## DIRECTIVE
Below is a listing to write out in full, exactly as given, without its pictures.

--

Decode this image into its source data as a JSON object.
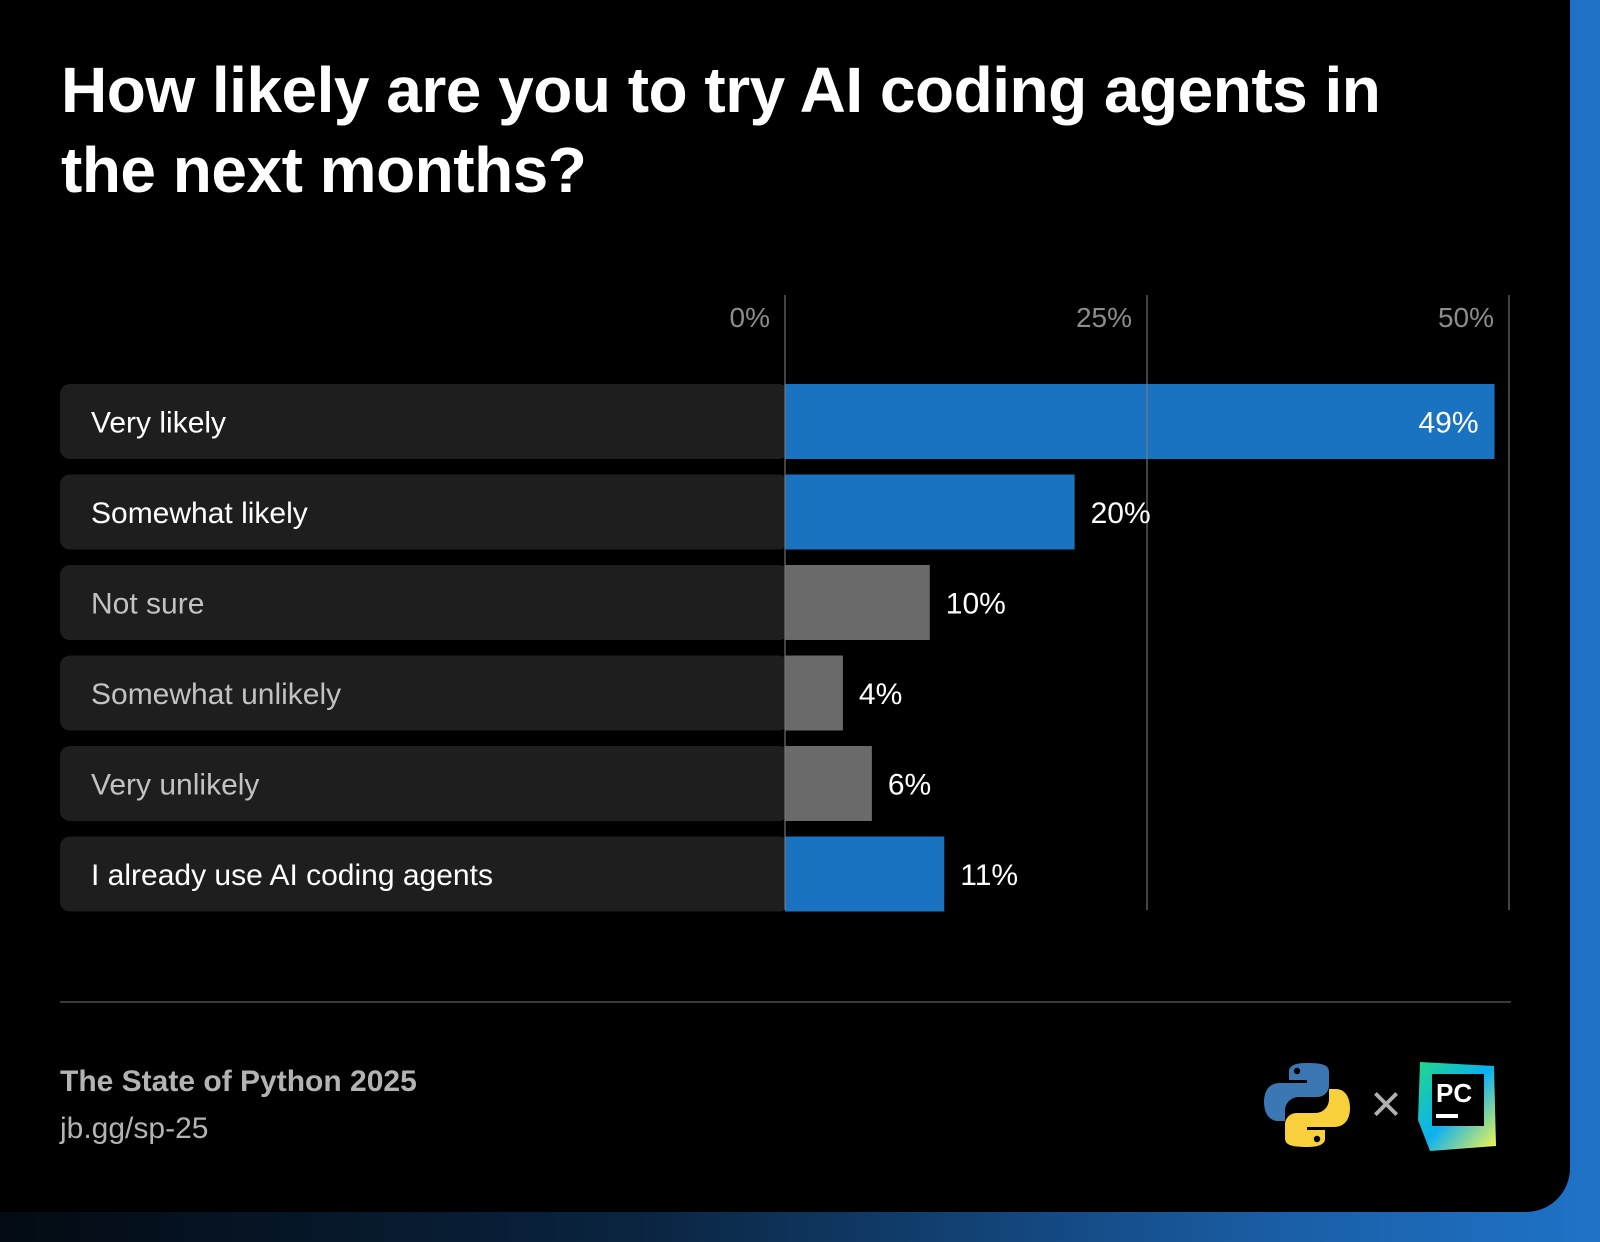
{
  "title": "How likely are you to try AI coding agents in the next months?",
  "source": {
    "title": "The State of Python 2025",
    "link": "jb.gg/sp-25"
  },
  "logos": {
    "separator": "×",
    "pycharm_letters": "PC",
    "python_icon": "python-logo-icon",
    "pycharm_icon": "pycharm-logo-icon"
  },
  "colors": {
    "accent": "#1a73c0",
    "neutral": "#6a6a6a",
    "row_bg": "#1e1e1e",
    "background": "#000000"
  },
  "chart_data": {
    "type": "bar",
    "orientation": "horizontal",
    "categories": [
      "Very likely",
      "Somewhat likely",
      "Not sure",
      "Somewhat unlikely",
      "Very unlikely",
      "I already use AI coding agents"
    ],
    "values": [
      49,
      20,
      10,
      4,
      6,
      11
    ],
    "value_labels": [
      "49%",
      "20%",
      "10%",
      "4%",
      "6%",
      "11%"
    ],
    "highlight": [
      true,
      true,
      false,
      false,
      false,
      true
    ],
    "ticks": [
      0,
      25,
      50
    ],
    "tick_labels": [
      "0%",
      "25%",
      "50%"
    ],
    "xlim": [
      0,
      50
    ],
    "grid": true
  }
}
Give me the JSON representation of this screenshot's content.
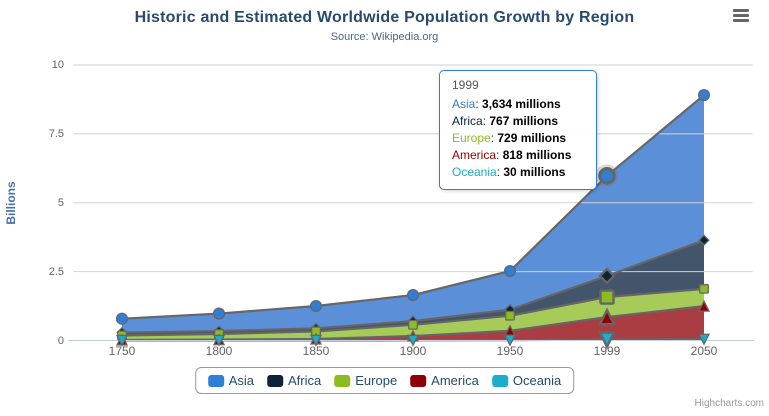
{
  "chart": {
    "credits": "Highcharts.com",
    "export_menu_icon": "hamburger-menu-icon",
    "background_color": "#ffffff",
    "title_color": "#274b6d",
    "axis_label_color": "#636363"
  },
  "chart_data": {
    "type": "area",
    "stacking": "normal",
    "title": "Historic and Estimated Worldwide Population Growth by Region",
    "subtitle": "Source: Wikipedia.org",
    "ylabel": "Billions",
    "xlabel": "",
    "unit": "millions",
    "grid": true,
    "legend_position": "bottom",
    "categories": [
      "1750",
      "1800",
      "1850",
      "1900",
      "1950",
      "1999",
      "2050"
    ],
    "yticks": [
      "0",
      "2.5",
      "5",
      "7.5",
      "10"
    ],
    "ylim": [
      0,
      10
    ],
    "series": [
      {
        "name": "Asia",
        "color": "#2f7ed8",
        "fill": "#5b90d9",
        "marker": "circle",
        "values": [
          502,
          635,
          809,
          947,
          1402,
          3634,
          5268
        ]
      },
      {
        "name": "Africa",
        "color": "#0d233a",
        "fill": "#43556a",
        "marker": "diamond",
        "values": [
          106,
          107,
          111,
          133,
          221,
          767,
          1766
        ]
      },
      {
        "name": "Europe",
        "color": "#8bbc21",
        "fill": "#a6cb58",
        "marker": "square",
        "values": [
          163,
          203,
          276,
          408,
          547,
          729,
          628
        ]
      },
      {
        "name": "America",
        "color": "#910000",
        "fill": "#aa3d41",
        "marker": "triangle",
        "values": [
          18,
          31,
          54,
          156,
          339,
          818,
          1201
        ]
      },
      {
        "name": "Oceania",
        "color": "#1aadce",
        "fill": "#4dbdd6",
        "marker": "triangle-down",
        "values": [
          2,
          2,
          2,
          6,
          13,
          30,
          46
        ]
      }
    ],
    "hover": {
      "category": "1999",
      "index": 5,
      "series": "Asia"
    },
    "tooltip": {
      "header": "1999",
      "rows": [
        {
          "name": "Asia",
          "value": "3,634 millions"
        },
        {
          "name": "Africa",
          "value": "767 millions"
        },
        {
          "name": "Europe",
          "value": "729 millions"
        },
        {
          "name": "America",
          "value": "818 millions"
        },
        {
          "name": "Oceania",
          "value": "30 millions"
        }
      ]
    }
  }
}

--

## WRITTEN RESPONSE
Decode this image into its source data as a JSON object.
{
  "title": "How likely are you to try AI coding agents in the next months?",
  "source": {
    "title": "The State of Python 2025",
    "link": "jb.gg/sp-25"
  },
  "logos": {
    "separator": "×",
    "pycharm_letters": "PC",
    "python_icon": "python-logo-icon",
    "pycharm_icon": "pycharm-logo-icon"
  },
  "colors": {
    "accent": "#1a73c0",
    "neutral": "#6a6a6a",
    "row_bg": "#1e1e1e",
    "background": "#000000"
  },
  "chart_data": {
    "type": "bar",
    "orientation": "horizontal",
    "categories": [
      "Very likely",
      "Somewhat likely",
      "Not sure",
      "Somewhat unlikely",
      "Very unlikely",
      "I already use AI coding agents"
    ],
    "values": [
      49,
      20,
      10,
      4,
      6,
      11
    ],
    "value_labels": [
      "49%",
      "20%",
      "10%",
      "4%",
      "6%",
      "11%"
    ],
    "highlight": [
      true,
      true,
      false,
      false,
      false,
      true
    ],
    "ticks": [
      0,
      25,
      50
    ],
    "tick_labels": [
      "0%",
      "25%",
      "50%"
    ],
    "xlim": [
      0,
      50
    ],
    "grid": true
  }
}
Give me the JSON representation of this screenshot's content.
{
  "chart": {
    "credits": "Highcharts.com",
    "export_menu_icon": "hamburger-menu-icon",
    "background_color": "#ffffff",
    "title_color": "#274b6d",
    "axis_label_color": "#636363"
  },
  "chart_data": {
    "type": "area",
    "stacking": "normal",
    "title": "Historic and Estimated Worldwide Population Growth by Region",
    "subtitle": "Source: Wikipedia.org",
    "ylabel": "Billions",
    "xlabel": "",
    "unit": "millions",
    "grid": true,
    "legend_position": "bottom",
    "categories": [
      "1750",
      "1800",
      "1850",
      "1900",
      "1950",
      "1999",
      "2050"
    ],
    "yticks": [
      "0",
      "2.5",
      "5",
      "7.5",
      "10"
    ],
    "ylim": [
      0,
      10
    ],
    "series": [
      {
        "name": "Asia",
        "color": "#2f7ed8",
        "fill": "#5b90d9",
        "marker": "circle",
        "values": [
          502,
          635,
          809,
          947,
          1402,
          3634,
          5268
        ]
      },
      {
        "name": "Africa",
        "color": "#0d233a",
        "fill": "#43556a",
        "marker": "diamond",
        "values": [
          106,
          107,
          111,
          133,
          221,
          767,
          1766
        ]
      },
      {
        "name": "Europe",
        "color": "#8bbc21",
        "fill": "#a6cb58",
        "marker": "square",
        "values": [
          163,
          203,
          276,
          408,
          547,
          729,
          628
        ]
      },
      {
        "name": "America",
        "color": "#910000",
        "fill": "#aa3d41",
        "marker": "triangle",
        "values": [
          18,
          31,
          54,
          156,
          339,
          818,
          1201
        ]
      },
      {
        "name": "Oceania",
        "color": "#1aadce",
        "fill": "#4dbdd6",
        "marker": "triangle-down",
        "values": [
          2,
          2,
          2,
          6,
          13,
          30,
          46
        ]
      }
    ],
    "hover": {
      "category": "1999",
      "index": 5,
      "series": "Asia"
    },
    "tooltip": {
      "header": "1999",
      "rows": [
        {
          "name": "Asia",
          "value": "3,634 millions"
        },
        {
          "name": "Africa",
          "value": "767 millions"
        },
        {
          "name": "Europe",
          "value": "729 millions"
        },
        {
          "name": "America",
          "value": "818 millions"
        },
        {
          "name": "Oceania",
          "value": "30 millions"
        }
      ]
    }
  }
}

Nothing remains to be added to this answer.